[Start of LISTED ENTRIES]

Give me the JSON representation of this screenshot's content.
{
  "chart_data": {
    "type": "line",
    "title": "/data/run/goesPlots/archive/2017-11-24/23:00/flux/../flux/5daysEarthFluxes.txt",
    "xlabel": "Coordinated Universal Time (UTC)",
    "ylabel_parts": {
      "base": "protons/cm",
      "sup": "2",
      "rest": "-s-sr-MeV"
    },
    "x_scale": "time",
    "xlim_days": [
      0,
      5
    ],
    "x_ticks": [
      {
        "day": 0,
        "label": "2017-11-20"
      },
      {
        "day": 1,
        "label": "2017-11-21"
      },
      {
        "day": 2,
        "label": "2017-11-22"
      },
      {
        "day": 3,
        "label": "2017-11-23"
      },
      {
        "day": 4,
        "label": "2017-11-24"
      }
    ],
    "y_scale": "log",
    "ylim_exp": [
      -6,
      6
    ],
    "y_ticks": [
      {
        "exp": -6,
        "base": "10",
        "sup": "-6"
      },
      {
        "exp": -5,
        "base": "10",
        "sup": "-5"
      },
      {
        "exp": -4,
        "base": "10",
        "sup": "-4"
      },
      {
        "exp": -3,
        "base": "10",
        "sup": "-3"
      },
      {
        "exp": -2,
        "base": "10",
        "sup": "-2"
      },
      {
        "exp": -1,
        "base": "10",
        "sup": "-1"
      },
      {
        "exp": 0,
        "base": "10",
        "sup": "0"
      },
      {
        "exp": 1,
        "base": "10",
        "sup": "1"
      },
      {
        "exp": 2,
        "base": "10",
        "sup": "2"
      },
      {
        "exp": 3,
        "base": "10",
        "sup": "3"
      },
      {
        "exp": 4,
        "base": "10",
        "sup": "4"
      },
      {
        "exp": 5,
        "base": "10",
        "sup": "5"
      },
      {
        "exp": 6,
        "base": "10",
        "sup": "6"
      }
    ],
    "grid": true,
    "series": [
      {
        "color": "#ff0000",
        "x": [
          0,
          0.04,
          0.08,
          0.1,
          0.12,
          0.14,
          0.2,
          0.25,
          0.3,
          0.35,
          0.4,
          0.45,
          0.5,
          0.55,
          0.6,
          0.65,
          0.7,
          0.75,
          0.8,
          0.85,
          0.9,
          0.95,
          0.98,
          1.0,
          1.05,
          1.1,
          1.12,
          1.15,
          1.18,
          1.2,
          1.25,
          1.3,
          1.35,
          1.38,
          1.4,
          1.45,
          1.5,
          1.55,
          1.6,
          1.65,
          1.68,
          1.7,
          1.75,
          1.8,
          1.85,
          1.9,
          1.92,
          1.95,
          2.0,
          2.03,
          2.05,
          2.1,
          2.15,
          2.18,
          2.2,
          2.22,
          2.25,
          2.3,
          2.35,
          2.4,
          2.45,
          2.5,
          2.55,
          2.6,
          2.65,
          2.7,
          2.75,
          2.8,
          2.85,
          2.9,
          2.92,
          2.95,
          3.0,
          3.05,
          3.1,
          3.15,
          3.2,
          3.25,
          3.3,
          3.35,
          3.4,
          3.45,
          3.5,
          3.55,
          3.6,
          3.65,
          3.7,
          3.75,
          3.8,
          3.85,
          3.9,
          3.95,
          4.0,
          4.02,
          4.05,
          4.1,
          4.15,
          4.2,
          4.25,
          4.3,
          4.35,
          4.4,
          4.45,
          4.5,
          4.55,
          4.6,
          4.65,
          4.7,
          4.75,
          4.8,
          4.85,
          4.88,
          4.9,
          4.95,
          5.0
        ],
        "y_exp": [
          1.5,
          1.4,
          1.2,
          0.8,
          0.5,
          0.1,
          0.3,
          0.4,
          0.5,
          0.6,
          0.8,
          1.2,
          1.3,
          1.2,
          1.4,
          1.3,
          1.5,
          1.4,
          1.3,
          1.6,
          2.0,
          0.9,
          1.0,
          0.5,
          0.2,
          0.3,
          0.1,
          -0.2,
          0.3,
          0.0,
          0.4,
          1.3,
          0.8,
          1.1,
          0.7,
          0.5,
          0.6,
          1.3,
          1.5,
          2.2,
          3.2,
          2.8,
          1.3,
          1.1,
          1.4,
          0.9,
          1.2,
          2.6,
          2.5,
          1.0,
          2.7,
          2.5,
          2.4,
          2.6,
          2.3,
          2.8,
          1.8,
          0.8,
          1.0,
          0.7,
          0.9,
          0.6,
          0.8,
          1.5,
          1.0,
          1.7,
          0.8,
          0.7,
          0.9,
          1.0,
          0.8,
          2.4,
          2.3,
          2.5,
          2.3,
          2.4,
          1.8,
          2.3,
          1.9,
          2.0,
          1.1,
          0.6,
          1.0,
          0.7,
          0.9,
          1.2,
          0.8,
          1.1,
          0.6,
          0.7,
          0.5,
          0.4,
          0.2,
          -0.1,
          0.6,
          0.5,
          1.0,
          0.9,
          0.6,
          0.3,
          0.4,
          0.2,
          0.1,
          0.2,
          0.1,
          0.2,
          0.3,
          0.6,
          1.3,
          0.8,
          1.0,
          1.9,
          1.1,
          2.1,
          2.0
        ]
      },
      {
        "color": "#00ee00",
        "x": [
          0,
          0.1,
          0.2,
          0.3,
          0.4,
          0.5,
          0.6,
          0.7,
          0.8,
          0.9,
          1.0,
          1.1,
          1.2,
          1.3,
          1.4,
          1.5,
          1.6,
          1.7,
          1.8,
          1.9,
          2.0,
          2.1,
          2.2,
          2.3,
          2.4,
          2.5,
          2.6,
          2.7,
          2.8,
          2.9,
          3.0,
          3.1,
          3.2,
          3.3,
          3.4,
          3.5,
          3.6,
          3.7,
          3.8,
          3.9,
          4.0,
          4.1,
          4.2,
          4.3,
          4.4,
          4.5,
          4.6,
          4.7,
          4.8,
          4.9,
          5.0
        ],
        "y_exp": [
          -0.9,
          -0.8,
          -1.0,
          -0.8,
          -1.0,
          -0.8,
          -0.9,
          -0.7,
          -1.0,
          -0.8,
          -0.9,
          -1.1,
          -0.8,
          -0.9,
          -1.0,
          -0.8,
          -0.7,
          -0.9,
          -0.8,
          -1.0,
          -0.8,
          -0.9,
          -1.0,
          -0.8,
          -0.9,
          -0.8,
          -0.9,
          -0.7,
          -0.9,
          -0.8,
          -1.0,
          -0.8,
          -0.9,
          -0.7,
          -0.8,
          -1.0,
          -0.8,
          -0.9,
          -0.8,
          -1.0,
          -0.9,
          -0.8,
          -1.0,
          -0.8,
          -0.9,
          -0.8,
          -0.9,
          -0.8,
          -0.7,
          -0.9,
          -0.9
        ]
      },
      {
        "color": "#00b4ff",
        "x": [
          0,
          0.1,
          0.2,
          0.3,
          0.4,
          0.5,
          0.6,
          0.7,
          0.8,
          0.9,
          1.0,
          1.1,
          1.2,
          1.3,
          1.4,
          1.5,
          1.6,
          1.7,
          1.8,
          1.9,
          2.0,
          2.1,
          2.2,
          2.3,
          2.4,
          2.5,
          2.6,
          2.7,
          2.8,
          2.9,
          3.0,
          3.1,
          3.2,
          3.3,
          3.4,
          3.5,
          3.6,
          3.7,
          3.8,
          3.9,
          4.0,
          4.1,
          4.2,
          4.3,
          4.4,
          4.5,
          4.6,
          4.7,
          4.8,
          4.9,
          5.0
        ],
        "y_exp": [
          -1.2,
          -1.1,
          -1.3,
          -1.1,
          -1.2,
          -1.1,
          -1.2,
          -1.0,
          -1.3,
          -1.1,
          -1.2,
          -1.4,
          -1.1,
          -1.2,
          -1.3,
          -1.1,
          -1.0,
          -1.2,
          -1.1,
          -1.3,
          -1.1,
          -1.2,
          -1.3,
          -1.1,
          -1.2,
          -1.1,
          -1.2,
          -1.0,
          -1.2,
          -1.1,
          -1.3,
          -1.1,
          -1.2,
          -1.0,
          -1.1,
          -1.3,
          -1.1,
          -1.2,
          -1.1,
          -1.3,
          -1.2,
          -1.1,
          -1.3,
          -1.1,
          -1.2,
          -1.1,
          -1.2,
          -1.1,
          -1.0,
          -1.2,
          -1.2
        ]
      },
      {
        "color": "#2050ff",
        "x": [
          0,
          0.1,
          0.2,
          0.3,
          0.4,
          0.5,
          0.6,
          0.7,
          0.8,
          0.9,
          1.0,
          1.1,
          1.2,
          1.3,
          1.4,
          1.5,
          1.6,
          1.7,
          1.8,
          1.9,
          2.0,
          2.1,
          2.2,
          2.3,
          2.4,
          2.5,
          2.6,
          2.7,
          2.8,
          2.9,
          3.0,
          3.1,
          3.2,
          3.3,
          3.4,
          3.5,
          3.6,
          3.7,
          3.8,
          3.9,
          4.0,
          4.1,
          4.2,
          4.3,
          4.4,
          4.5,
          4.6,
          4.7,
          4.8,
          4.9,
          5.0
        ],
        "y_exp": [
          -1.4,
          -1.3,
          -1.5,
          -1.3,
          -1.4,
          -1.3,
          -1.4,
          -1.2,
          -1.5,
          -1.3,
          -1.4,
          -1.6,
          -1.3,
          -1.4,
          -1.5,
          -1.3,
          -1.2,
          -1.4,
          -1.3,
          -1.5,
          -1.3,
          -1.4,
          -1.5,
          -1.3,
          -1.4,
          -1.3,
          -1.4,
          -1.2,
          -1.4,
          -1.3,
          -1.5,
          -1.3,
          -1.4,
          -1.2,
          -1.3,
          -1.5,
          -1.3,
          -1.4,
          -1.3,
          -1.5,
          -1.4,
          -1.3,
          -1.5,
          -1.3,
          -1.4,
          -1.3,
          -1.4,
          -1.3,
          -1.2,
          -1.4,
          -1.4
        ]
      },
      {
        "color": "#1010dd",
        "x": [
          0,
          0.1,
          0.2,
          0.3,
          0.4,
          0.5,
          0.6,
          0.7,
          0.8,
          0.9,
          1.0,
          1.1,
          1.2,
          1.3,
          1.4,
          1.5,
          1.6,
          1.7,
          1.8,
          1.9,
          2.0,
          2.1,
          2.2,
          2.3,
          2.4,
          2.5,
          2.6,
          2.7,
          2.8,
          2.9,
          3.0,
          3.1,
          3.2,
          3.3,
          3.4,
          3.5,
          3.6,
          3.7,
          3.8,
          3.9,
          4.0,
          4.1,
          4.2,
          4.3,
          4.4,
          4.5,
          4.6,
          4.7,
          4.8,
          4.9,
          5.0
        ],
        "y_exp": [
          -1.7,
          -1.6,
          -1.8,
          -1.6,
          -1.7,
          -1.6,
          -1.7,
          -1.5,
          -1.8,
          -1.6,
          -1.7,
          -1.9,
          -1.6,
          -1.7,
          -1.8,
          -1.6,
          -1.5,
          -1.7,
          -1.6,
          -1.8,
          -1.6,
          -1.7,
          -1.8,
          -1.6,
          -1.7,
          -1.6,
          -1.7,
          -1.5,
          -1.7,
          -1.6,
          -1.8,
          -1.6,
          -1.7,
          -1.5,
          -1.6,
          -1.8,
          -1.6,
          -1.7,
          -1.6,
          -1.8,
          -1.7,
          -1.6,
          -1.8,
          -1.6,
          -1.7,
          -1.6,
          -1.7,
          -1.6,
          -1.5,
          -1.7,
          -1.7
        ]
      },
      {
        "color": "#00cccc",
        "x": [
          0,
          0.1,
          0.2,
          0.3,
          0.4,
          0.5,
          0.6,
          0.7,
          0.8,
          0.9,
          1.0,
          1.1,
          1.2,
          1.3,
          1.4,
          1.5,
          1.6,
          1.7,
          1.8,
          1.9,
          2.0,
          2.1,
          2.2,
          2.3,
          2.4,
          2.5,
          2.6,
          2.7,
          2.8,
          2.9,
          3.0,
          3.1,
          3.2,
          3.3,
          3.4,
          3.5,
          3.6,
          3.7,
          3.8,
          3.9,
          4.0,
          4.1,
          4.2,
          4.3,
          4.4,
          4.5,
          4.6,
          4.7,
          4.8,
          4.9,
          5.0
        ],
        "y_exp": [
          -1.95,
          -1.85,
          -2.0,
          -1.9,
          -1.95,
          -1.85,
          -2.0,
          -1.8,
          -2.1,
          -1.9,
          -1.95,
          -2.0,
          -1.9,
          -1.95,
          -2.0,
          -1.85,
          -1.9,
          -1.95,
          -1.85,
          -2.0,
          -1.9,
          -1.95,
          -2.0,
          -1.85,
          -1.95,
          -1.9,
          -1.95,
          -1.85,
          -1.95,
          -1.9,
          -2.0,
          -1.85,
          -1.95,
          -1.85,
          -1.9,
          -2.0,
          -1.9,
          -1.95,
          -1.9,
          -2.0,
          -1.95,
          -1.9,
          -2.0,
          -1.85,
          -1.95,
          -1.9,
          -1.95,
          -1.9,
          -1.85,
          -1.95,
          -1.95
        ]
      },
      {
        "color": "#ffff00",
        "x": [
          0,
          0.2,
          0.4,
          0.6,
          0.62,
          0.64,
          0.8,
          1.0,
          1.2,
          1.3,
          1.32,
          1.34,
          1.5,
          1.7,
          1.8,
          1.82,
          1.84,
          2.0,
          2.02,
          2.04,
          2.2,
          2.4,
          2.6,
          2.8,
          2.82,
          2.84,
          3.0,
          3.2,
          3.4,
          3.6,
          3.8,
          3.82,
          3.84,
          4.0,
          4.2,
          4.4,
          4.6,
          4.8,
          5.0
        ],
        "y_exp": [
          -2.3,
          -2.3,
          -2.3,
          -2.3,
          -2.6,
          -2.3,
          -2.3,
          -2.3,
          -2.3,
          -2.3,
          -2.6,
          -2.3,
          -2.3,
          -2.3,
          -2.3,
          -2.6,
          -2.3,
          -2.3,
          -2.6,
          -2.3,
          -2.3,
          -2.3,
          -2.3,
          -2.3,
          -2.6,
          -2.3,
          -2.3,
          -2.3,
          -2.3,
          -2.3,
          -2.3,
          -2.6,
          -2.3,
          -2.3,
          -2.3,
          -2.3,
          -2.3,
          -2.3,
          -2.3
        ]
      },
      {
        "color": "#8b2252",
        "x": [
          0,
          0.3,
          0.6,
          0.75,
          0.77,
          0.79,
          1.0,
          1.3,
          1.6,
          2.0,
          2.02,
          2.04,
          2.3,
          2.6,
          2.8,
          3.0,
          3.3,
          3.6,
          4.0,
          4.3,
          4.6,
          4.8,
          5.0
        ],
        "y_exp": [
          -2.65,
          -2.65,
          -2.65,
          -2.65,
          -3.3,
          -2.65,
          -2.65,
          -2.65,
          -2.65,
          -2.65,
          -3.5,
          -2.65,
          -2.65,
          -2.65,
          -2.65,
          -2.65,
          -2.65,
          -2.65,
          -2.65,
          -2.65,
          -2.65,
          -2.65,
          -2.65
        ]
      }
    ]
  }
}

[End of LISTED ENTRIES]

- **TASK PROMPT**:
Scan the material above. Return every line containing the string "color".

- **WRITTEN SOLUTION**:
        "color": "#ff0000",
        "color": "#00ee00",
        "color": "#00b4ff",
        "color": "#2050ff",
        "color": "#1010dd",
        "color": "#00cccc",
        "color": "#ffff00",
        "color": "#8b2252",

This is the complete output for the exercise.